**Data for this task:**
══════

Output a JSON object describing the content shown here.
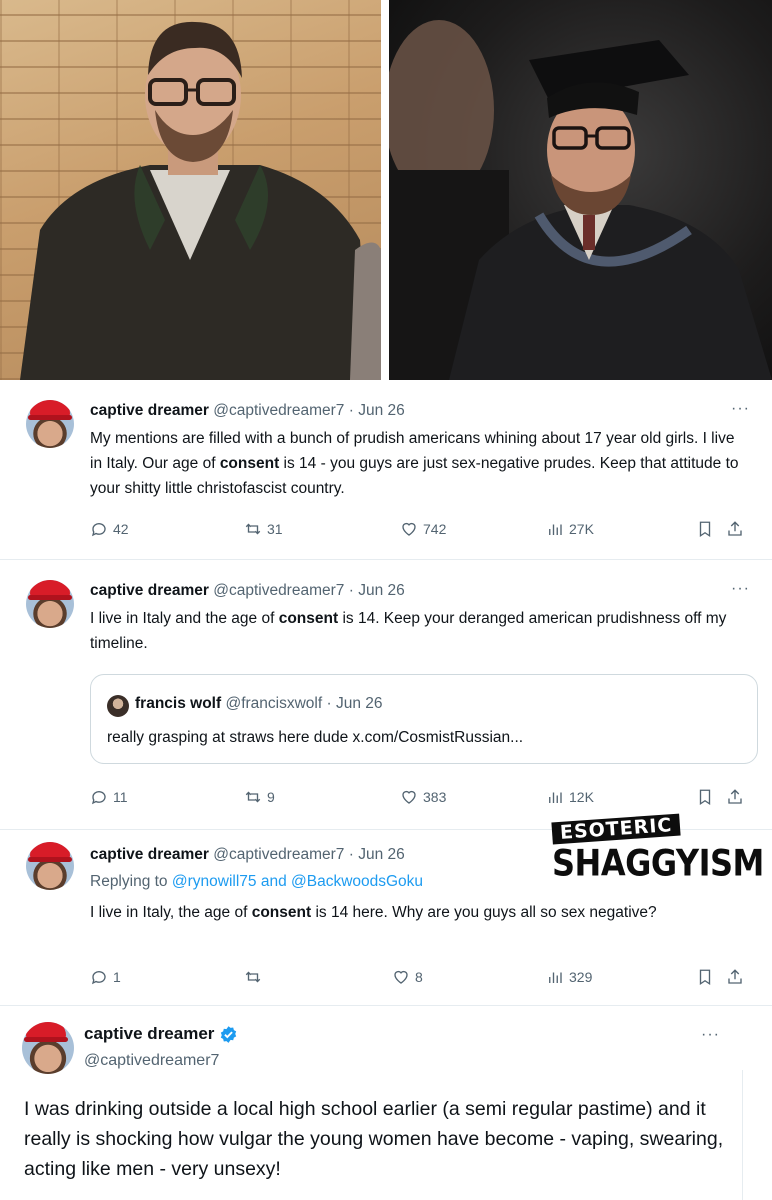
{
  "tweet1": {
    "name": "captive dreamer",
    "handle": "@captivedreamer7",
    "separator": "·",
    "date": "Jun 26",
    "more": "···",
    "text_a": "My mentions are filled with a bunch of prudish americans whining about 17 year old girls.  I live in Italy.  Our age of ",
    "text_bold": "consent",
    "text_b": " is 14 - you guys are just sex-negative prudes.  Keep that attitude to your shitty little christofascist country.",
    "replies": "42",
    "retweets": "31",
    "likes": "742",
    "views": "27K"
  },
  "tweet2": {
    "name": "captive dreamer",
    "handle": "@captivedreamer7",
    "separator": "·",
    "date": "Jun 26",
    "more": "···",
    "text_a": "I live in Italy and the age of ",
    "text_bold": "consent",
    "text_b": " is 14.  Keep your deranged american prudishness off my timeline.",
    "quote": {
      "name": "francis wolf",
      "handle": "@francisxwolf",
      "separator": "·",
      "date": "Jun 26",
      "text": "really grasping at straws here dude x.com/CosmistRussian..."
    },
    "replies": "11",
    "retweets": "9",
    "likes": "383",
    "views": "12K"
  },
  "tweet3": {
    "name": "captive dreamer",
    "handle": "@captivedreamer7",
    "separator": "·",
    "date": "Jun 26",
    "replying_prefix": "Replying to ",
    "reply_user1": "@rynowill75",
    "reply_and": " and ",
    "reply_user2": "@BackwoodsGoku",
    "text_a": "I live in Italy, the age of ",
    "text_bold": "consent",
    "text_b": " is 14 here.  Why are you guys all so sex negative?",
    "replies": "1",
    "likes": "8",
    "views": "329"
  },
  "watermark": {
    "top": "ESOTERIC",
    "bottom": "SHAGGYISM"
  },
  "tweet4": {
    "name": "captive dreamer",
    "handle": "@captivedreamer7",
    "more": "···",
    "text": "I was drinking outside a local high school earlier (a semi regular pastime) and it really is shocking how vulgar the young women have become - vaping, swearing, acting like men - very unsexy!"
  },
  "colors": {
    "link": "#1d9bf0",
    "secondary_text": "#536471",
    "verified": "#1d9bf0",
    "hat_red": "#d81c28"
  },
  "icons": [
    "reply-icon",
    "retweet-icon",
    "like-icon",
    "views-icon",
    "bookmark-icon",
    "share-icon",
    "verified-badge-icon",
    "more-icon"
  ]
}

══════

**The task:** Can you repeat every record above exactly, apart from the pictures?

**Task answer:**
Output a JSON object describing the content shown here.
{
  "tweet1": {
    "name": "captive dreamer",
    "handle": "@captivedreamer7",
    "separator": "·",
    "date": "Jun 26",
    "more": "···",
    "text_a": "My mentions are filled with a bunch of prudish americans whining about 17 year old girls.  I live in Italy.  Our age of ",
    "text_bold": "consent",
    "text_b": " is 14 - you guys are just sex-negative prudes.  Keep that attitude to your shitty little christofascist country.",
    "replies": "42",
    "retweets": "31",
    "likes": "742",
    "views": "27K"
  },
  "tweet2": {
    "name": "captive dreamer",
    "handle": "@captivedreamer7",
    "separator": "·",
    "date": "Jun 26",
    "more": "···",
    "text_a": "I live in Italy and the age of ",
    "text_bold": "consent",
    "text_b": " is 14.  Keep your deranged american prudishness off my timeline.",
    "quote": {
      "name": "francis wolf",
      "handle": "@francisxwolf",
      "separator": "·",
      "date": "Jun 26",
      "text": "really grasping at straws here dude x.com/CosmistRussian..."
    },
    "replies": "11",
    "retweets": "9",
    "likes": "383",
    "views": "12K"
  },
  "tweet3": {
    "name": "captive dreamer",
    "handle": "@captivedreamer7",
    "separator": "·",
    "date": "Jun 26",
    "replying_prefix": "Replying to ",
    "reply_user1": "@rynowill75",
    "reply_and": " and ",
    "reply_user2": "@BackwoodsGoku",
    "text_a": "I live in Italy, the age of ",
    "text_bold": "consent",
    "text_b": " is 14 here.  Why are you guys all so sex negative?",
    "replies": "1",
    "likes": "8",
    "views": "329"
  },
  "watermark": {
    "top": "ESOTERIC",
    "bottom": "SHAGGYISM"
  },
  "tweet4": {
    "name": "captive dreamer",
    "handle": "@captivedreamer7",
    "more": "···",
    "text": "I was drinking outside a local high school earlier (a semi regular pastime) and it really is shocking how vulgar the young women have become - vaping, swearing, acting like men - very unsexy!"
  },
  "colors": {
    "link": "#1d9bf0",
    "secondary_text": "#536471",
    "verified": "#1d9bf0",
    "hat_red": "#d81c28"
  },
  "icons": [
    "reply-icon",
    "retweet-icon",
    "like-icon",
    "views-icon",
    "bookmark-icon",
    "share-icon",
    "verified-badge-icon",
    "more-icon"
  ]
}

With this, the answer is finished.